● **Request**: Go through the data below and gather each line containing "JSON".

* start Listed entries *

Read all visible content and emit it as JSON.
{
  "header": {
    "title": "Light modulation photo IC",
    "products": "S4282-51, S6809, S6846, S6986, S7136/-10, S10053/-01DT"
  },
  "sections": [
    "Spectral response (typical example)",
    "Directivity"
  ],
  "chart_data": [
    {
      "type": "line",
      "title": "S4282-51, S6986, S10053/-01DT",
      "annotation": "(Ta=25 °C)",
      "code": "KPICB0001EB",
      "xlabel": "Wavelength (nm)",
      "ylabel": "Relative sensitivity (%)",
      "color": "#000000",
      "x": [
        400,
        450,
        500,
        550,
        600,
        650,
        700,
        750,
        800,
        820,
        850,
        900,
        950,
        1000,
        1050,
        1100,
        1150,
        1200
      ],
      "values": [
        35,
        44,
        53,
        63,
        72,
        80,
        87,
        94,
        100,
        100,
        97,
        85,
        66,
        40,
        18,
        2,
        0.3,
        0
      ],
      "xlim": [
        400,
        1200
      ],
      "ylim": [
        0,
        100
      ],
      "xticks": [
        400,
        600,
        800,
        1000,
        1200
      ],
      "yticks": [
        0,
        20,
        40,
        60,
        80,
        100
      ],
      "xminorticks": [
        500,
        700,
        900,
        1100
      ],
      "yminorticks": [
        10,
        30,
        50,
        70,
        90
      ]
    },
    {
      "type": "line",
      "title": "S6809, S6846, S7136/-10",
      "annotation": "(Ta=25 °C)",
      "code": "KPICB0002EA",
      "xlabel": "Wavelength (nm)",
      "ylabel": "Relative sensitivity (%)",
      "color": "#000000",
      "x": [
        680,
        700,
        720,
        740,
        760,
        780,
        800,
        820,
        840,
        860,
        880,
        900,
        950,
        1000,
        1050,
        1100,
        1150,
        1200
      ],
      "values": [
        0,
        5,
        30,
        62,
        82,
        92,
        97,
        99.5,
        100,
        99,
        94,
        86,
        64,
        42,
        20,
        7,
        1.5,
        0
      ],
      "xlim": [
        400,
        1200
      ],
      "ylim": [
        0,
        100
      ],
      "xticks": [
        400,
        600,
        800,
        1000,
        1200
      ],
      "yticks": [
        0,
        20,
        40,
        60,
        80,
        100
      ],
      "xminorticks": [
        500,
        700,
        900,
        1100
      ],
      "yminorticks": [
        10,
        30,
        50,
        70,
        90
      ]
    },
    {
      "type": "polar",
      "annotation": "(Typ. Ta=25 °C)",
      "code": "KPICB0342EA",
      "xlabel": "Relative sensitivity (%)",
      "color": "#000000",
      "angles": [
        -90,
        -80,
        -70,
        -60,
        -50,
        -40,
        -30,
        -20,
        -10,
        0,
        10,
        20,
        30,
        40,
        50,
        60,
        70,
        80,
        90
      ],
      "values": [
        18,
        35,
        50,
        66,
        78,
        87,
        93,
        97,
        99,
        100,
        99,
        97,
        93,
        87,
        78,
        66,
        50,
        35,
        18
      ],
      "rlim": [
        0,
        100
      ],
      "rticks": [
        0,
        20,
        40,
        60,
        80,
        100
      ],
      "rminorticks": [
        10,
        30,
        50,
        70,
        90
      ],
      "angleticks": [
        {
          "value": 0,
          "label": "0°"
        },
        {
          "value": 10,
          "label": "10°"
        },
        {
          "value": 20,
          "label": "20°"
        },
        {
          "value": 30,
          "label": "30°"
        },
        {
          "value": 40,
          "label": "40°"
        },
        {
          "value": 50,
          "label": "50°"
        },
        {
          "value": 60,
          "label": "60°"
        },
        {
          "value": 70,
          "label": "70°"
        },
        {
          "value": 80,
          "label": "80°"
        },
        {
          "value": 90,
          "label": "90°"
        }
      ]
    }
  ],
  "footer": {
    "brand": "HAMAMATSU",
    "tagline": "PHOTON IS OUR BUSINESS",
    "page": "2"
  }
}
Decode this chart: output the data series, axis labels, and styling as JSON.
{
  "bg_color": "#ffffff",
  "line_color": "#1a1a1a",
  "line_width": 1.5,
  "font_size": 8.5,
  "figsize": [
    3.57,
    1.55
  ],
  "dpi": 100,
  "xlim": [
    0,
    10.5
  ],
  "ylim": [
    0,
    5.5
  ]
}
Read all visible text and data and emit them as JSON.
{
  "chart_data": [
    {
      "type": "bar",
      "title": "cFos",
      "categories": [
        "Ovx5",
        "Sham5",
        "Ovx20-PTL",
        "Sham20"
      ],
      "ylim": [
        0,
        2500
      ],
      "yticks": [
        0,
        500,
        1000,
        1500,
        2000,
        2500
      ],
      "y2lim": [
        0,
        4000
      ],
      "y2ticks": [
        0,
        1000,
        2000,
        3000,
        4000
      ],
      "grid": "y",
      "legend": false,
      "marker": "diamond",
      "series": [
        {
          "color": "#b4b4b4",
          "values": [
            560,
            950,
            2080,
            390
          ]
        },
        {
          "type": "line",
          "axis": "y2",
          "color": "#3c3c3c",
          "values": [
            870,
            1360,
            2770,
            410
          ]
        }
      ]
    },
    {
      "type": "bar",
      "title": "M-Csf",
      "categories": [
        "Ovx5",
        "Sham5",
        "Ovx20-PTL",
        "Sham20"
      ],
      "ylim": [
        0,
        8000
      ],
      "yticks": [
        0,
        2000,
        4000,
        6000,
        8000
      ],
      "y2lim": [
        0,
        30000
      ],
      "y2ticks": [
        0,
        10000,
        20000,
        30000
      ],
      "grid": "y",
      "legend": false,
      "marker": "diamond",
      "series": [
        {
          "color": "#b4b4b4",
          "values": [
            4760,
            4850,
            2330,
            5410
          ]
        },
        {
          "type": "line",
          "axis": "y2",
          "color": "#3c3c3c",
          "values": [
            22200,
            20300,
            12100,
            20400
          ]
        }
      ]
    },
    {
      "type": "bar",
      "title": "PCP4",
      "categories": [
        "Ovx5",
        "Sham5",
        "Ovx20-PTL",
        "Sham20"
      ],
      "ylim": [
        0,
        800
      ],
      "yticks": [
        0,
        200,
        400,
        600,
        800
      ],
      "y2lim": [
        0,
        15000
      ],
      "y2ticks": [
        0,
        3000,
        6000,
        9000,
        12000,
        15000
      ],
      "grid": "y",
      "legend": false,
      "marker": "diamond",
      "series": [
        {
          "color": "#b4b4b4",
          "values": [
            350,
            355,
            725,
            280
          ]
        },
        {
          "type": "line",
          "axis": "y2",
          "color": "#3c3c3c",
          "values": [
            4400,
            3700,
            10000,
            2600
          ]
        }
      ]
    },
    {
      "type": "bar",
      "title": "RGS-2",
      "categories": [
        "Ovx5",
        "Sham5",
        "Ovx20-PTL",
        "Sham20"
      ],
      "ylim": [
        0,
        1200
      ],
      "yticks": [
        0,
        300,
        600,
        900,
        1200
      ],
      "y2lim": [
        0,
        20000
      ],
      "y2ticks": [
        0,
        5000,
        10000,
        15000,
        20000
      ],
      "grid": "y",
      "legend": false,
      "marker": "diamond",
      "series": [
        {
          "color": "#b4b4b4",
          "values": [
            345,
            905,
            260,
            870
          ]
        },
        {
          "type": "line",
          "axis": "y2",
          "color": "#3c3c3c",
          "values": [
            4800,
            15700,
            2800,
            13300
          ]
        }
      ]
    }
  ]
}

* end Listed entries *

● **Output for this task**:
Read all visible content and emit it as JSON.
Decode this chart: output the data series, axis labels, and styling as JSON.
Read all visible text and data and emit them as JSON.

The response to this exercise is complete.